WHAT NEEDS TO BE DONE
Your task is to count the lines of the entries below that include the word "Situation" and to give only the resulting number.

(Stored data)
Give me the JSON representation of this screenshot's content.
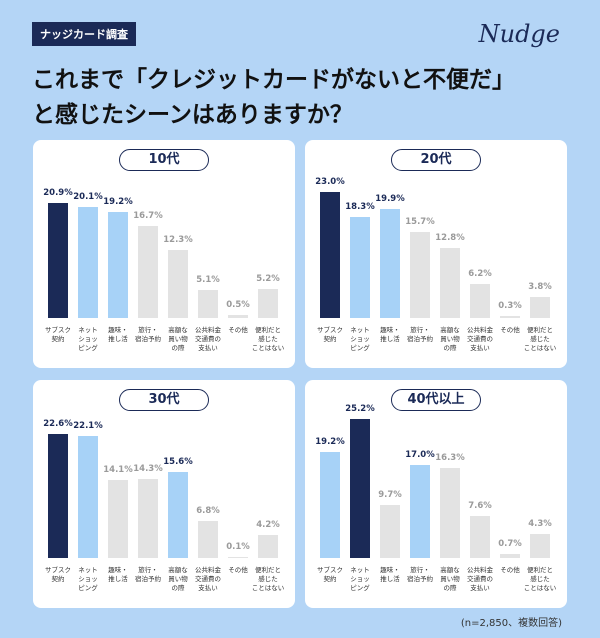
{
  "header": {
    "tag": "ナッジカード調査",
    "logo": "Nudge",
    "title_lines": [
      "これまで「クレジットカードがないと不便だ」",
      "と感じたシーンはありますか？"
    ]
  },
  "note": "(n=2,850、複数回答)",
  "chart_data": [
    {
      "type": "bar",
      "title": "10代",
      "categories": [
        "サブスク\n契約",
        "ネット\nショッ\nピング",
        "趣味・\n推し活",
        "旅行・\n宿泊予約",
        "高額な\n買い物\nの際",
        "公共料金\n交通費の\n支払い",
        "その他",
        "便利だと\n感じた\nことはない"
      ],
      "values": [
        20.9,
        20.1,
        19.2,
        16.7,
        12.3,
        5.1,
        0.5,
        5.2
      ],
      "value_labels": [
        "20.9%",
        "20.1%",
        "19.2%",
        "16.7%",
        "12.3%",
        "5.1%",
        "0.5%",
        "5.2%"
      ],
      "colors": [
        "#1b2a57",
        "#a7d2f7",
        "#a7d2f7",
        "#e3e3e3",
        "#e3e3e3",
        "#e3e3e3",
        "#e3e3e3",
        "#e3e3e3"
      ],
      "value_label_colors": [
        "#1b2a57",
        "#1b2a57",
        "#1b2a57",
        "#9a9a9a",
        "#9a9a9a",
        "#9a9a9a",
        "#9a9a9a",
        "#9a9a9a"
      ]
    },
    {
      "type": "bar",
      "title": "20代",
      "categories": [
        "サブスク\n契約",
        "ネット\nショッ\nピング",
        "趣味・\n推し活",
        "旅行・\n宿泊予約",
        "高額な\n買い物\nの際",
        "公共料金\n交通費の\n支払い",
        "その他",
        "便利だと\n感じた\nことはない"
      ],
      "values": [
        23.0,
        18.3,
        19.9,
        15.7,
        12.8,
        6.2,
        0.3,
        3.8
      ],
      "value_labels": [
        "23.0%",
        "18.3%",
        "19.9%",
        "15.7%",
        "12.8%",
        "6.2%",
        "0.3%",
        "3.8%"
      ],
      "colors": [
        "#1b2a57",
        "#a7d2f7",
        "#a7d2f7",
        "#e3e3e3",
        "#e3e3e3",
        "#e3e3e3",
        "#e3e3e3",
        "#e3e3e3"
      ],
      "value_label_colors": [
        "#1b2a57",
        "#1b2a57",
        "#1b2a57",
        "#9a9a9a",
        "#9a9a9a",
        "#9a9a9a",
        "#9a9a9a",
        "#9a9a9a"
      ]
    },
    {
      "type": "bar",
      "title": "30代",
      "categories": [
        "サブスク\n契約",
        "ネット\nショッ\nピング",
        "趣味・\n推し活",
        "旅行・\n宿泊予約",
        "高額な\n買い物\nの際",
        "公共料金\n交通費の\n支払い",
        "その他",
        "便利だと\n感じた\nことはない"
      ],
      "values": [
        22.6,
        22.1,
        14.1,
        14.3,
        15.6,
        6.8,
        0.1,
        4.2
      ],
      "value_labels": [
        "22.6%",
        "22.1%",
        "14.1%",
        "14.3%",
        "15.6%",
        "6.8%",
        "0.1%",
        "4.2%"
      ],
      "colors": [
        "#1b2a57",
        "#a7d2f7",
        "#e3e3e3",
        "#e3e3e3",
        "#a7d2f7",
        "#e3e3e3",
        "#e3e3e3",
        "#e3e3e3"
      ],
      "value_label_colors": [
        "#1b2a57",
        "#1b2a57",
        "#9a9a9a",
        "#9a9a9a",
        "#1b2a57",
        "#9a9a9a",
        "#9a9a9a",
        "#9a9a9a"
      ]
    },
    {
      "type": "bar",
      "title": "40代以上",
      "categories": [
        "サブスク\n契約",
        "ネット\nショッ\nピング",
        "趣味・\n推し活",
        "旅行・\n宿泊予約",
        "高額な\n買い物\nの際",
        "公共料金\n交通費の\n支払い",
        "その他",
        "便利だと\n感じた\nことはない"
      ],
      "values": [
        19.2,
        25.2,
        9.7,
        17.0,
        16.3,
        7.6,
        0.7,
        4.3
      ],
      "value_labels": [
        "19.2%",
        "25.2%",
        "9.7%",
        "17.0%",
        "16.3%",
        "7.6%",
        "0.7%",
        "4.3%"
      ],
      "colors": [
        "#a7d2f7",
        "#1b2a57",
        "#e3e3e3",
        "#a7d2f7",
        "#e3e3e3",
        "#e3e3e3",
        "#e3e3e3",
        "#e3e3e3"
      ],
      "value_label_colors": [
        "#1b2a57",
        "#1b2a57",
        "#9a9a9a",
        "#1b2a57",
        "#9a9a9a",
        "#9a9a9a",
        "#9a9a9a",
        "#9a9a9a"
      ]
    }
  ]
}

...

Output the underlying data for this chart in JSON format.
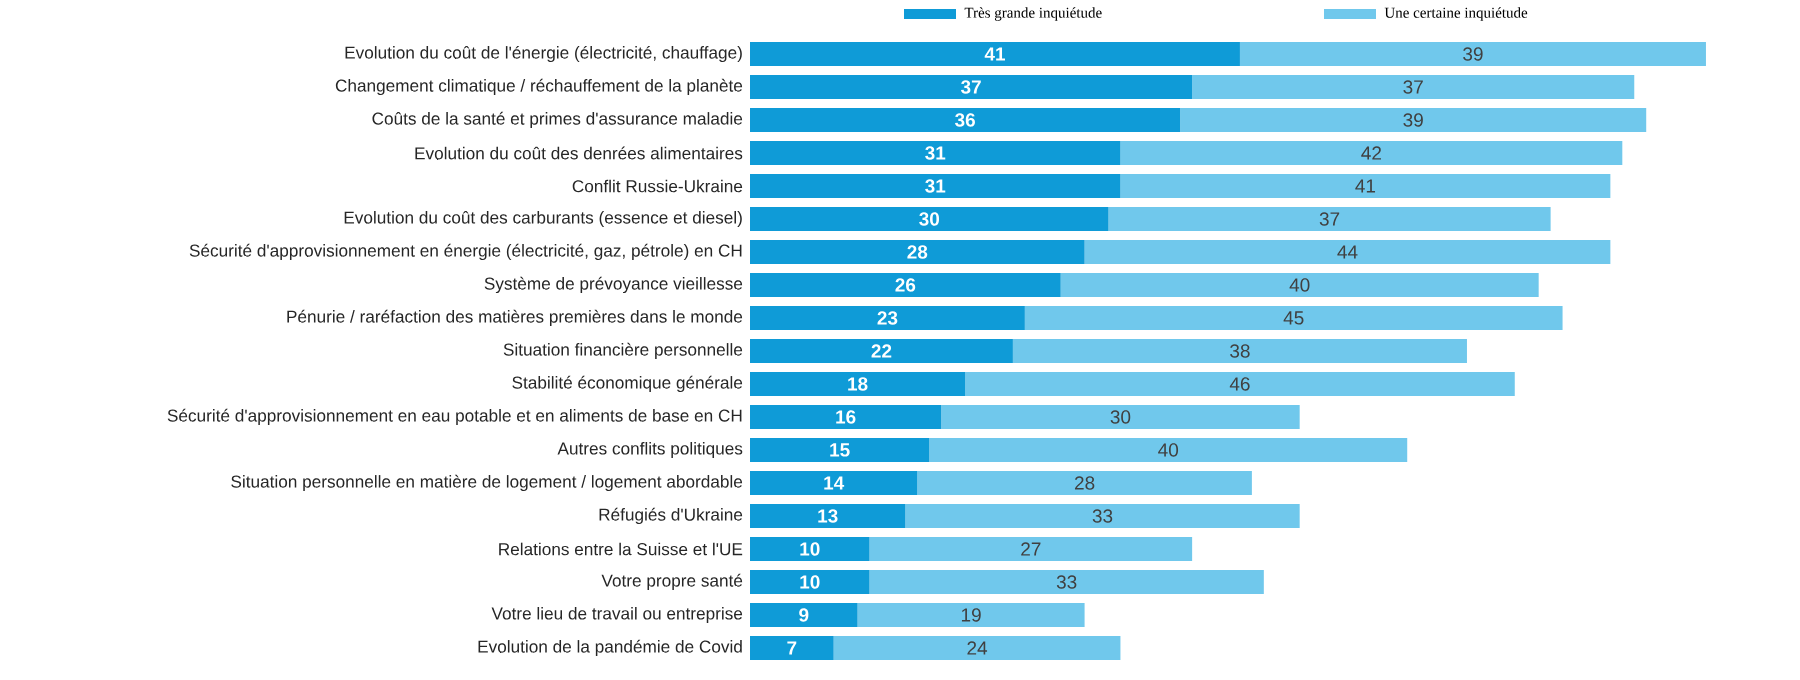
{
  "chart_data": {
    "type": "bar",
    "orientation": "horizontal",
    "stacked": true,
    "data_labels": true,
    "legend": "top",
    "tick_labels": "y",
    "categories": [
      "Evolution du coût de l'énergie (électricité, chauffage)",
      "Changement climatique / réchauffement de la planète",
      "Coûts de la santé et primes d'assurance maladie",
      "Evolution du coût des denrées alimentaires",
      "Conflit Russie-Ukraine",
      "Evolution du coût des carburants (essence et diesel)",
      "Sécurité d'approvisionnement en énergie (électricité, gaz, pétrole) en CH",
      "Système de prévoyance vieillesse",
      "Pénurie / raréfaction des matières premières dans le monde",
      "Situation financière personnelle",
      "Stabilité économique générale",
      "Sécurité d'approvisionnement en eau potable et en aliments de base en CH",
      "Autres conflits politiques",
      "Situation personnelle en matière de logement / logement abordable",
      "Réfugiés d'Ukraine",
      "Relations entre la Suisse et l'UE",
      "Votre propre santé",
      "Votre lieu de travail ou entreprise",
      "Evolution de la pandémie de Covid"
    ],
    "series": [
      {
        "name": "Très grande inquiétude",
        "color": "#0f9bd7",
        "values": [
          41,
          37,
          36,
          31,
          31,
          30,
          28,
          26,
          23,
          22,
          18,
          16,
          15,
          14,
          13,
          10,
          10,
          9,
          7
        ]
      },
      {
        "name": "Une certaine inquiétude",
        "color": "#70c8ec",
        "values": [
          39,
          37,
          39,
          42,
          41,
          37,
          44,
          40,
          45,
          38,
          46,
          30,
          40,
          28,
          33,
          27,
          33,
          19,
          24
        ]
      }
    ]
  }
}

EXERCISE RESULT
2